**Directions for this task:** Quote every line below exactly as it reads.

++++ Record list

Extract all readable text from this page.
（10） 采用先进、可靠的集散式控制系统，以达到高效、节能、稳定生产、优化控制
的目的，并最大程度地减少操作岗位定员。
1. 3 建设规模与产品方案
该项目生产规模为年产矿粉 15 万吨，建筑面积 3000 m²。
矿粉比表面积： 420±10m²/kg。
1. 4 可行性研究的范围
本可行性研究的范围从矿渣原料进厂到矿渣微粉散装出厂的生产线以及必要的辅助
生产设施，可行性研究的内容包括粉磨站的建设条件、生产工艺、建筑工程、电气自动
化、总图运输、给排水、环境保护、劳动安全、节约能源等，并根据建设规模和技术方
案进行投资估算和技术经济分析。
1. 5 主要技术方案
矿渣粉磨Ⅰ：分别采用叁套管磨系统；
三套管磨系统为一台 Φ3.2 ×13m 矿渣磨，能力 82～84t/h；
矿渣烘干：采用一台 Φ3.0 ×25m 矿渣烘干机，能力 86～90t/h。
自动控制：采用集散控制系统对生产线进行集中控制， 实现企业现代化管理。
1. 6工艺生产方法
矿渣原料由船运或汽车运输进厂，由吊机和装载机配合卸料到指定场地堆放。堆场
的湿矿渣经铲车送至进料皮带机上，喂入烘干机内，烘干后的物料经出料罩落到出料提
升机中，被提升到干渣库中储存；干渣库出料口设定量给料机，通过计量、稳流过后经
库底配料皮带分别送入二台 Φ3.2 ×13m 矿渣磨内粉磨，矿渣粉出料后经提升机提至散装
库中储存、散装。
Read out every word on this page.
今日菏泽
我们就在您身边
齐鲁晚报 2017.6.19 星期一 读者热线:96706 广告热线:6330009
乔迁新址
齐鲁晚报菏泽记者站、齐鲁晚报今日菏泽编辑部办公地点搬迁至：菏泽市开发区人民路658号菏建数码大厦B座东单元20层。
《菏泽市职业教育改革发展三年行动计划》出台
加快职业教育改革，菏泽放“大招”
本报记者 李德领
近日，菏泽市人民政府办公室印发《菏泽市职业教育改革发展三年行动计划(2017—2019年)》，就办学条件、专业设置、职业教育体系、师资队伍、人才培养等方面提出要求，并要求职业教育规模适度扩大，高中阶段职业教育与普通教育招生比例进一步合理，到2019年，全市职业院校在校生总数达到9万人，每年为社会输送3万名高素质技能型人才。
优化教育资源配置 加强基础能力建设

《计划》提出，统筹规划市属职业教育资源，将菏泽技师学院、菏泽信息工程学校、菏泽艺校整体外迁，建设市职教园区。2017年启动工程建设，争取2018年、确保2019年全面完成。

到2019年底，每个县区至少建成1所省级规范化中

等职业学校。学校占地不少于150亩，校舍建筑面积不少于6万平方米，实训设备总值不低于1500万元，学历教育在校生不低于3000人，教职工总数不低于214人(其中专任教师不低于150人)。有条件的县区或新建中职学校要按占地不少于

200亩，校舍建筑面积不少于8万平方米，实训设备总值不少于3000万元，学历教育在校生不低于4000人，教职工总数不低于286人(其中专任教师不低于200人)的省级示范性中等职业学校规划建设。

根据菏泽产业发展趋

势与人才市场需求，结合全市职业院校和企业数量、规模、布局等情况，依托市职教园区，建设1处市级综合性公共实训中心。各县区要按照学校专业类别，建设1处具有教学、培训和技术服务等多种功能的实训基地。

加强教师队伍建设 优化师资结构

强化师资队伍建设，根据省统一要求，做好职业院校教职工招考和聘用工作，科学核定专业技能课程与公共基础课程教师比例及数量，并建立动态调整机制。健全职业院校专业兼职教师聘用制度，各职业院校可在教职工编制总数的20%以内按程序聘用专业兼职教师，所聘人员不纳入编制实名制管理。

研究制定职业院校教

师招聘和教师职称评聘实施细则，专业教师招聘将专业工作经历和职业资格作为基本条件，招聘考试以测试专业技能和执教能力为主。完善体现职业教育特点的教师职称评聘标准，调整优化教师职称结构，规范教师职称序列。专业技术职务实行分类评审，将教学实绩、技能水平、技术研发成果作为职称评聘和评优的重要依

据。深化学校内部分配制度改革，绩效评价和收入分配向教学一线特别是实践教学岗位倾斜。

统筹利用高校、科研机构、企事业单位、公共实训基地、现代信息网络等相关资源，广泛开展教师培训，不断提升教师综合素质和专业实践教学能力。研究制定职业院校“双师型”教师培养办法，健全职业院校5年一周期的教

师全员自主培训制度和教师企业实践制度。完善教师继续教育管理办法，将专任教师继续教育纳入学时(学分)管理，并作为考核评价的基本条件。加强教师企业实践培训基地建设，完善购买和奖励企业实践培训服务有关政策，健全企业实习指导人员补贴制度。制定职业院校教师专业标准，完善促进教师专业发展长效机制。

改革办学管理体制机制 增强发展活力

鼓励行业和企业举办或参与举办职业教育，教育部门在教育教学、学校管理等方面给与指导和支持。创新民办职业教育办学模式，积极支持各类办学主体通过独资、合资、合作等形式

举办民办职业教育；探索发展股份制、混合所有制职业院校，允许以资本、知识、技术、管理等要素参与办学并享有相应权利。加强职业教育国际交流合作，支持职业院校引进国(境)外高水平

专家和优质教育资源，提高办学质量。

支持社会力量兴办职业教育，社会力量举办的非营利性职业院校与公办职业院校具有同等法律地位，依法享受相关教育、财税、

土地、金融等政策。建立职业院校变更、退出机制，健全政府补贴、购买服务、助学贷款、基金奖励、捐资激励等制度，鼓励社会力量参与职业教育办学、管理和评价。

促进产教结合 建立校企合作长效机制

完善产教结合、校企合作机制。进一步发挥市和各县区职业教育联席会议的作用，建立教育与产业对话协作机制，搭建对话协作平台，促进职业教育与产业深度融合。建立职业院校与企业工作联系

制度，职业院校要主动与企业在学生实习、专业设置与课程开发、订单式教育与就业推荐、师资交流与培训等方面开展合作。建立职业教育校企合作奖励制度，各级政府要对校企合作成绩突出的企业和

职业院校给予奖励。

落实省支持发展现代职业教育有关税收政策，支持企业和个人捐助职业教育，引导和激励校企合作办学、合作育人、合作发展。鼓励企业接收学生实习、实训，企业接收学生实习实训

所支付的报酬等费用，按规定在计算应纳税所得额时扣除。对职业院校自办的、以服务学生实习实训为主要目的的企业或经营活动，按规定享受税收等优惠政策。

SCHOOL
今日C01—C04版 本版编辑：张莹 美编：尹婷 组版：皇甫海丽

++++++++

**The reply:**
Extract all readable text from this page.
（10） 采用先进、可靠的集散式控制系统，以达到高效、节能、稳定生产、优化控制
的目的，并最大程度地减少操作岗位定员。
1. 3 建设规模与产品方案
该项目生产规模为年产矿粉 15 万吨，建筑面积 3000 m²。
矿粉比表面积： 420±10m²/kg。
1. 4 可行性研究的范围
本可行性研究的范围从矿渣原料进厂到矿渣微粉散装出厂的生产线以及必要的辅助
生产设施，可行性研究的内容包括粉磨站的建设条件、生产工艺、建筑工程、电气自动
化、总图运输、给排水、环境保护、劳动安全、节约能源等，并根据建设规模和技术方
案进行投资估算和技术经济分析。
1. 5 主要技术方案
矿渣粉磨Ⅰ：分别采用叁套管磨系统；
三套管磨系统为一台 Φ3.2 ×13m 矿渣磨，能力 82～84t/h；
矿渣烘干：采用一台 Φ3.0 ×25m 矿渣烘干机，能力 86～90t/h。
自动控制：采用集散控制系统对生产线进行集中控制， 实现企业现代化管理。
1. 6工艺生产方法
矿渣原料由船运或汽车运输进厂，由吊机和装载机配合卸料到指定场地堆放。堆场
的湿矿渣经铲车送至进料皮带机上，喂入烘干机内，烘干后的物料经出料罩落到出料提
升机中，被提升到干渣库中储存；干渣库出料口设定量给料机，通过计量、稳流过后经
库底配料皮带分别送入二台 Φ3.2 ×13m 矿渣磨内粉磨，矿渣粉出料后经提升机提至散装
库中储存、散装。
Read out every word on this page.
今日菏泽
我们就在您身边
齐鲁晚报 2017.6.19 星期一 读者热线:96706 广告热线:6330009
乔迁新址
齐鲁晚报菏泽记者站、齐鲁晚报今日菏泽编辑部办公地点搬迁至：菏泽市开发区人民路658号菏建数码大厦B座东单元20层。
《菏泽市职业教育改革发展三年行动计划》出台
加快职业教育改革，菏泽放“大招”
本报记者 李德领
近日，菏泽市人民政府办公室印发《菏泽市职业教育改革发展三年行动计划(2017—2019年)》，就办学条件、专业设置、职业教育体系、师资队伍、人才培养等方面提出要求，并要求职业教育规模适度扩大，高中阶段职业教育与普通教育招生比例进一步合理，到2019年，全市职业院校在校生总数达到9万人，每年为社会输送3万名高素质技能型人才。
优化教育资源配置 加强基础能力建设

《计划》提出，统筹规划市属职业教育资源，将菏泽技师学院、菏泽信息工程学校、菏泽艺校整体外迁，建设市职教园区。2017年启动工程建设，争取2018年、确保2019年全面完成。

到2019年底，每个县区至少建成1所省级规范化中

等职业学校。学校占地不少于150亩，校舍建筑面积不少于6万平方米，实训设备总值不低于1500万元，学历教育在校生不低于3000人，教职工总数不低于214人(其中专任教师不低于150人)。有条件的县区或新建中职学校要按占地不少于

200亩，校舍建筑面积不少于8万平方米，实训设备总值不少于3000万元，学历教育在校生不低于4000人，教职工总数不低于286人(其中专任教师不低于200人)的省级示范性中等职业学校规划建设。

根据菏泽产业发展趋

势与人才市场需求，结合全市职业院校和企业数量、规模、布局等情况，依托市职教园区，建设1处市级综合性公共实训中心。各县区要按照学校专业类别，建设1处具有教学、培训和技术服务等多种功能的实训基地。

加强教师队伍建设 优化师资结构

强化师资队伍建设，根据省统一要求，做好职业院校教职工招考和聘用工作，科学核定专业技能课程与公共基础课程教师比例及数量，并建立动态调整机制。健全职业院校专业兼职教师聘用制度，各职业院校可在教职工编制总数的20%以内按程序聘用专业兼职教师，所聘人员不纳入编制实名制管理。

研究制定职业院校教

师招聘和教师职称评聘实施细则，专业教师招聘将专业工作经历和职业资格作为基本条件，招聘考试以测试专业技能和执教能力为主。完善体现职业教育特点的教师职称评聘标准，调整优化教师职称结构，规范教师职称序列。专业技术职务实行分类评审，将教学实绩、技能水平、技术研发成果作为职称评聘和评优的重要依

据。深化学校内部分配制度改革，绩效评价和收入分配向教学一线特别是实践教学岗位倾斜。

统筹利用高校、科研机构、企事业单位、公共实训基地、现代信息网络等相关资源，广泛开展教师培训，不断提升教师综合素质和专业实践教学能力。研究制定职业院校“双师型”教师培养办法，健全职业院校5年一周期的教

师全员自主培训制度和教师企业实践制度。完善教师继续教育管理办法，将专任教师继续教育纳入学时(学分)管理，并作为考核评价的基本条件。加强教师企业实践培训基地建设，完善购买和奖励企业实践培训服务有关政策，健全企业实习指导人员补贴制度。制定职业院校教师专业标准，完善促进教师专业发展长效机制。

改革办学管理体制机制 增强发展活力

鼓励行业和企业举办或参与举办职业教育，教育部门在教育教学、学校管理等方面给与指导和支持。创新民办职业教育办学模式，积极支持各类办学主体通过独资、合资、合作等形式

举办民办职业教育；探索发展股份制、混合所有制职业院校，允许以资本、知识、技术、管理等要素参与办学并享有相应权利。加强职业教育国际交流合作，支持职业院校引进国(境)外高水平

专家和优质教育资源，提高办学质量。

支持社会力量兴办职业教育，社会力量举办的非营利性职业院校与公办职业院校具有同等法律地位，依法享受相关教育、财税、

土地、金融等政策。建立职业院校变更、退出机制，健全政府补贴、购买服务、助学贷款、基金奖励、捐资激励等制度，鼓励社会力量参与职业教育办学、管理和评价。

促进产教结合 建立校企合作长效机制

完善产教结合、校企合作机制。进一步发挥市和各县区职业教育联席会议的作用，建立教育与产业对话协作机制，搭建对话协作平台，促进职业教育与产业深度融合。建立职业院校与企业工作联系

制度，职业院校要主动与企业在学生实习、专业设置与课程开发、订单式教育与就业推荐、师资交流与培训等方面开展合作。建立职业教育校企合作奖励制度，各级政府要对校企合作成绩突出的企业和

职业院校给予奖励。

落实省支持发展现代职业教育有关税收政策，支持企业和个人捐助职业教育，引导和激励校企合作办学、合作育人、合作发展。鼓励企业接收学生实习、实训，企业接收学生实习实训

所支付的报酬等费用，按规定在计算应纳税所得额时扣除。对职业院校自办的、以服务学生实习实训为主要目的的企业或经营活动，按规定享受税收等优惠政策。

SCHOOL
今日C01—C04版 本版编辑：张莹 美编：尹婷 组版：皇甫海丽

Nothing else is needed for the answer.